(GIVEN REQUEST): Recast the rows below as a Markdown table with two columns, Nr for each row's number and Text for the row itself, leaving out any blank lines.

(PROVIDED DATA):

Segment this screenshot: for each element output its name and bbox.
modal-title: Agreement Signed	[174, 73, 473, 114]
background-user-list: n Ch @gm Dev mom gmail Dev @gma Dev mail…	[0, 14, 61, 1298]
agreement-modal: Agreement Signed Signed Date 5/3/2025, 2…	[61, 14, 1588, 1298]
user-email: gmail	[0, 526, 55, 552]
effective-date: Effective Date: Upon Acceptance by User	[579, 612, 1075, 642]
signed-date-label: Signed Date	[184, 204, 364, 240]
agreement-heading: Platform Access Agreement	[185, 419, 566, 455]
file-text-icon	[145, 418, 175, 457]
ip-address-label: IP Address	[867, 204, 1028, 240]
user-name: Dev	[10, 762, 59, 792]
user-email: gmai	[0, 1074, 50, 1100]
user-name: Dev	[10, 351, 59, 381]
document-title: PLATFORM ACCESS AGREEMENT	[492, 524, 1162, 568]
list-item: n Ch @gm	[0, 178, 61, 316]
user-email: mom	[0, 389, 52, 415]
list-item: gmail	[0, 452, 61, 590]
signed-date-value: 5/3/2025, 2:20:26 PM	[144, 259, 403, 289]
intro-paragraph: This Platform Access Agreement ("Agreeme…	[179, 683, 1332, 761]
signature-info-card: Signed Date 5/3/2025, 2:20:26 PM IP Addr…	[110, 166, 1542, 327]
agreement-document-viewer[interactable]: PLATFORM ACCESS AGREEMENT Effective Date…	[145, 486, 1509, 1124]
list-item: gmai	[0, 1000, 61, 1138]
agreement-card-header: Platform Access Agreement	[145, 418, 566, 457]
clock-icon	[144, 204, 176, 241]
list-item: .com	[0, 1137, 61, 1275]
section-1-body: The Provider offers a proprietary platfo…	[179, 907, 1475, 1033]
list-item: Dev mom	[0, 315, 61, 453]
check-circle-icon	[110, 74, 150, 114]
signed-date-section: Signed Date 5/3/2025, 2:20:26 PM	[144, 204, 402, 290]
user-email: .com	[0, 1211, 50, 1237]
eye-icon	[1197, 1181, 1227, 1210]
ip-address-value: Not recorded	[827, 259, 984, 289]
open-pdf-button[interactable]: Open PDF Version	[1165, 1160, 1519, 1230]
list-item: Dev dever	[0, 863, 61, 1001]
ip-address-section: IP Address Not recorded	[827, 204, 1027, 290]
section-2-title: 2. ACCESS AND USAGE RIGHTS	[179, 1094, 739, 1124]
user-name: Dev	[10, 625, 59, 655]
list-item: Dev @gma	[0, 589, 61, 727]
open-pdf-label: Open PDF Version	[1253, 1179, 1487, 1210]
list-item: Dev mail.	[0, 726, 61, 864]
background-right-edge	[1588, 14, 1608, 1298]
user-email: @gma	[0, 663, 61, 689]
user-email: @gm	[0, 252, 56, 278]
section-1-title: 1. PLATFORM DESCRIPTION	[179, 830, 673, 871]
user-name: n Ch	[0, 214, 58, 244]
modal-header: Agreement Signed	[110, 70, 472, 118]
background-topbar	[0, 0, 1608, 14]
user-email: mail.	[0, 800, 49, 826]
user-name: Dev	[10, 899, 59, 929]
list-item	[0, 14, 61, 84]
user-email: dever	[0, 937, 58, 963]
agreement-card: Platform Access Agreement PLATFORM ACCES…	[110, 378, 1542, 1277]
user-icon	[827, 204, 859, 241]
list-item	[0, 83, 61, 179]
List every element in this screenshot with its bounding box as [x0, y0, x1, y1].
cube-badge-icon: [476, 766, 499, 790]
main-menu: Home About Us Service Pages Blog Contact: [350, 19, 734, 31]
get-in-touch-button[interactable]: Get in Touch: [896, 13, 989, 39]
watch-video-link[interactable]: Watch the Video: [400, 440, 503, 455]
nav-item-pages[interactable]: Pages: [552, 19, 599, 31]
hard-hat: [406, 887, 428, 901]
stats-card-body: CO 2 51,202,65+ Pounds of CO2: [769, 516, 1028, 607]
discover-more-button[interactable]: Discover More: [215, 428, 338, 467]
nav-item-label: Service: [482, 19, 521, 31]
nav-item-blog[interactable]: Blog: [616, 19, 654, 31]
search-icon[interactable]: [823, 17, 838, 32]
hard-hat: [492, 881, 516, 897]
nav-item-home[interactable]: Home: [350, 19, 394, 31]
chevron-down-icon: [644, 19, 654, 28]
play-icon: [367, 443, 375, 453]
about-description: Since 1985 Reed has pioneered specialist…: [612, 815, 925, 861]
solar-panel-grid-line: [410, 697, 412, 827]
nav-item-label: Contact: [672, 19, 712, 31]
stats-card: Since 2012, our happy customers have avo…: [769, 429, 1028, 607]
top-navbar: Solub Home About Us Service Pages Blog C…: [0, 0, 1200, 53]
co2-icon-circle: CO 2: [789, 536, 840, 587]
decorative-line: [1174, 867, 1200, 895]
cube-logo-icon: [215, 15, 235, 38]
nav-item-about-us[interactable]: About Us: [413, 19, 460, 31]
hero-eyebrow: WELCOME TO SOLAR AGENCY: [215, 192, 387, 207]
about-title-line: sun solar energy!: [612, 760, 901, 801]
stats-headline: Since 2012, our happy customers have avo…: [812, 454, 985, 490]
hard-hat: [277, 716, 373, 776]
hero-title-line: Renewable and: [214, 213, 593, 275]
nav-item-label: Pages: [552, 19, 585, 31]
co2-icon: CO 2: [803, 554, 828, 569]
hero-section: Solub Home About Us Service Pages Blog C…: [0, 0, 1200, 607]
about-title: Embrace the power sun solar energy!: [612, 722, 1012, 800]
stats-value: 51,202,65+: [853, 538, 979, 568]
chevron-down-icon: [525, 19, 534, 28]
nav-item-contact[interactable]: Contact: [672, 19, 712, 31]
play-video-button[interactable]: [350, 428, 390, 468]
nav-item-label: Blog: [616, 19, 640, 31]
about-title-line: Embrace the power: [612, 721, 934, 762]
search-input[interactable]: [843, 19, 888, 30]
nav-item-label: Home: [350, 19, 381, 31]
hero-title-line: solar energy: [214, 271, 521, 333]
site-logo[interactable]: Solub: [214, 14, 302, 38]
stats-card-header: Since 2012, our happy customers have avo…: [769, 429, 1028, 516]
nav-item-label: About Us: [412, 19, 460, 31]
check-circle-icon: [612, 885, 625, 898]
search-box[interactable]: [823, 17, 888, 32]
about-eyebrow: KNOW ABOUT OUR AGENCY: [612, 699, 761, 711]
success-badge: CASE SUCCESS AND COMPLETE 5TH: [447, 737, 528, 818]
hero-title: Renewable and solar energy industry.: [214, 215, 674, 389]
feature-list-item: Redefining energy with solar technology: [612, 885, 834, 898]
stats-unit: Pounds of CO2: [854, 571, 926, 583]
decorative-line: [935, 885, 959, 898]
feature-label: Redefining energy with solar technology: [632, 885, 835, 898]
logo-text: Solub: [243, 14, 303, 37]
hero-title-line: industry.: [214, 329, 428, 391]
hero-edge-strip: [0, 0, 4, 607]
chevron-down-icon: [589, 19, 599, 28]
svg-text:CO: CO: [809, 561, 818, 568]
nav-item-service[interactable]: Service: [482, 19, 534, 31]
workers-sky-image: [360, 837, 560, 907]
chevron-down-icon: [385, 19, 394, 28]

(COMPLETE ANSWER):
| Nr | Text |
|---|---|
| 1 | Segment this screenshot: for each element output its name and bbox. |
| 2 | modal-title: Agreement Signed	[174, 73, 473, 114] |
| 3 | background-user-list: n Ch @gm Dev mom gmail Dev @gma Dev mail…	[0, 14, 61, 1298] |
| 4 | agreement-modal: Agreement Signed Signed Date 5/3/2025, 2…	[61, 14, 1588, 1298] |
| 5 | user-email: gmail	[0, 526, 55, 552] |
| 6 | effective-date: Effective Date: Upon Acceptance by User	[579, 612, 1075, 642] |
| 7 | signed-date-label: Signed Date	[184, 204, 364, 240] |
| 8 | agreement-heading: Platform Access Agreement	[185, 419, 566, 455] |
| 9 | file-text-icon	[145, 418, 175, 457] |
| 10 | ip-address-label: IP Address	[867, 204, 1028, 240] |
| 11 | user-name: Dev	[10, 762, 59, 792] |
| 12 | user-email: gmai	[0, 1074, 50, 1100] |
| 13 | user-name: Dev	[10, 351, 59, 381] |
| 14 | document-title: PLATFORM ACCESS AGREEMENT	[492, 524, 1162, 568] |
| 15 | list-item: n Ch @gm	[0, 178, 61, 316] |
| 16 | user-email: mom	[0, 389, 52, 415] |
| 17 | list-item: gmail	[0, 452, 61, 590] |
| 18 | signed-date-value: 5/3/2025, 2:20:26 PM	[144, 259, 403, 289] |
| 19 | intro-paragraph: This Platform Access Agreement ("Agreeme…	[179, 683, 1332, 761] |
| 20 | signature-info-card: Signed Date 5/3/2025, 2:20:26 PM IP Addr…	[110, 166, 1542, 327] |
| 21 | agreement-document-viewer[interactable]: PLATFORM ACCESS AGREEMENT Effective Date…	[145, 486, 1509, 1124] |
| 22 | list-item: gmai	[0, 1000, 61, 1138] |
| 23 | agreement-card-header: Platform Access Agreement	[145, 418, 566, 457] |
| 24 | clock-icon	[144, 204, 176, 241] |
| 25 | list-item: .com	[0, 1137, 61, 1275] |
| 26 | section-1-body: The Provider offers a proprietary platfo…	[179, 907, 1475, 1033] |
| 27 | list-item: Dev mom	[0, 315, 61, 453] |
| 28 | check-circle-icon	[110, 74, 150, 114] |
| 29 | signed-date-section: Signed Date 5/3/2025, 2:20:26 PM	[144, 204, 402, 290] |
| 30 | user-email: .com	[0, 1211, 50, 1237] |
| 31 | eye-icon	[1197, 1181, 1227, 1210] |
| 32 | ip-address-value: Not recorded	[827, 259, 984, 289] |
| 33 | open-pdf-button[interactable]: Open PDF Version	[1165, 1160, 1519, 1230] |
| 34 | list-item: Dev dever	[0, 863, 61, 1001] |
| 35 | ip-address-section: IP Address Not recorded	[827, 204, 1027, 290] |
| 36 | section-2-title: 2. ACCESS AND USAGE RIGHTS	[179, 1094, 739, 1124] |
| 37 | user-name: Dev	[10, 625, 59, 655] |
| 38 | list-item: Dev @gma	[0, 589, 61, 727] |
| 39 | open-pdf-label: Open PDF Version	[1253, 1179, 1487, 1210] |
| 40 | list-item: Dev mail.	[0, 726, 61, 864] |
| 41 | background-right-edge	[1588, 14, 1608, 1298] |
| 42 | user-email: @gma	[0, 663, 61, 689] |
| 43 | user-email: @gm	[0, 252, 56, 278] |
| 44 | section-1-title: 1. PLATFORM DESCRIPTION	[179, 830, 673, 871] |
| 45 | user-name: n Ch	[0, 214, 58, 244] |
| 46 | modal-header: Agreement Signed	[110, 70, 472, 118] |
| 47 | background-topbar	[0, 0, 1608, 14] |
| 48 | user-email: mail.	[0, 800, 49, 826] |
| 49 | user-name: Dev	[10, 899, 59, 929] |
| 50 | list-item	[0, 14, 61, 84] |
| 51 | user-email: dever	[0, 937, 58, 963] |
| 52 | agreement-card: Platform Access Agreement PLATFORM ACCES…	[110, 378, 1542, 1277] |
| 53 | user-icon	[827, 204, 859, 241] |
| 54 | list-item	[0, 83, 61, 179] |
| 55 | List every element in this screenshot with its bounding box as [x0, y0, x1, y1]. |
| 56 | cube-badge-icon: [476, 766, 499, 790] |
| 57 | main-menu: Home About Us Service Pages Blog Contact: [350, 19, 734, 31] |
| 58 | get-in-touch-button[interactable]: Get in Touch: [896, 13, 989, 39] |
| 59 | watch-video-link[interactable]: Watch the Video: [400, 440, 503, 455] |
| 60 | nav-item-pages[interactable]: Pages: [552, 19, 599, 31] |
| 61 | hard-hat: [406, 887, 428, 901] |
| 62 | stats-card-body: CO 2 51,202,65+ Pounds of CO2: [769, 516, 1028, 607] |
| 63 | discover-more-button[interactable]: Discover More: [215, 428, 338, 467] |
| 64 | nav-item-label: Service: [482, 19, 521, 31] |
| 65 | nav-item-blog[interactable]: Blog: [616, 19, 654, 31] |
| 66 | search-icon[interactable]: [823, 17, 838, 32] |
| 67 | hard-hat: [492, 881, 516, 897] |
| 68 | nav-item-home[interactable]: Home: [350, 19, 394, 31] |
| 69 | chevron-down-icon: [644, 19, 654, 28] |
| 70 | play-icon: [367, 443, 375, 453] |
| 71 | about-description: Since 1985 Reed has pioneered specialist…: [612, 815, 925, 861] |
| 72 | solar-panel-grid-line: [410, 697, 412, 827] |
| 73 | nav-item-label: Contact: [672, 19, 712, 31] |
| 74 | stats-card: Since 2012, our happy customers have avo…: [769, 429, 1028, 607] |
| 75 | top-navbar: Solub Home About Us Service Pages Blog C…: [0, 0, 1200, 53] |
| 76 | co2-icon-circle: CO 2: [789, 536, 840, 587] |
| 77 | decorative-line: [1174, 867, 1200, 895] |
| 78 | cube-logo-icon: [215, 15, 235, 38] |
| 79 | nav-item-about-us[interactable]: About Us: [413, 19, 460, 31] |
| 80 | hero-eyebrow: WELCOME TO SOLAR AGENCY: [215, 192, 387, 207] |
| 81 | about-title-line: sun solar energy!: [612, 760, 901, 801] |
| 82 | stats-headline: Since 2012, our happy customers have avo…: [812, 454, 985, 490] |
| 83 | hard-hat: [277, 716, 373, 776] |
| 84 | hero-title-line: Renewable and: [214, 213, 593, 275] |
| 85 | nav-item-label: Pages: [552, 19, 585, 31] |
| 86 | co2-icon: CO 2: [803, 554, 828, 569] |
| 87 | hero-section: Solub Home About Us Service Pages Blog C…: [0, 0, 1200, 607] |
| 88 | about-title: Embrace the power sun solar energy!: [612, 722, 1012, 800] |
| 89 | stats-value: 51,202,65+: [853, 538, 979, 568] |
| 90 | chevron-down-icon: [525, 19, 534, 28] |
| 91 | nav-item-contact[interactable]: Contact: [672, 19, 712, 31] |
| 92 | play-video-button[interactable]: [350, 428, 390, 468] |
| 93 | nav-item-label: Blog: [616, 19, 640, 31] |
| 94 | about-title-line: Embrace the power: [612, 721, 934, 762] |
| 95 | search-input[interactable]: [843, 19, 888, 30] |
| 96 | nav-item-label: Home: [350, 19, 381, 31] |
| 97 | hero-title-line: solar energy: [214, 271, 521, 333] |
| 98 | site-logo[interactable]: Solub: [214, 14, 302, 38] |
| 99 | stats-card-header: Since 2012, our happy customers have avo…: [769, 429, 1028, 516] |
| 100 | nav-item-label: About Us: [412, 19, 460, 31] |
| 101 | check-circle-icon: [612, 885, 625, 898] |
| 102 | search-box[interactable]: [823, 17, 888, 32] |
| 103 | about-eyebrow: KNOW ABOUT OUR AGENCY: [612, 699, 761, 711] |
| 104 | success-badge: CASE SUCCESS AND COMPLETE 5TH: [447, 737, 528, 818] |
| 105 | hero-title: Renewable and solar energy industry.: [214, 215, 674, 389] |
| 106 | feature-list-item: Redefining energy with solar technology: [612, 885, 834, 898] |
| 107 | stats-unit: Pounds of CO2: [854, 571, 926, 583] |
| 108 | decorative-line: [935, 885, 959, 898] |
| 109 | feature-label: Redefining energy with solar technology: [632, 885, 835, 898] |
| 110 | logo-text: Solub: [243, 14, 303, 37] |
| 111 | hero-title-line: industry.: [214, 329, 428, 391] |
| 112 | hero-edge-strip: [0, 0, 4, 607] |
| 113 | chevron-down-icon: [589, 19, 599, 28] |
| 114 | svg-text:CO: CO: [809, 561, 818, 568] |
| 115 | nav-item-service[interactable]: Service: [482, 19, 534, 31] |
| 116 | workers-sky-image: [360, 837, 560, 907] |
| 117 | chevron-down-icon: [385, 19, 394, 28] |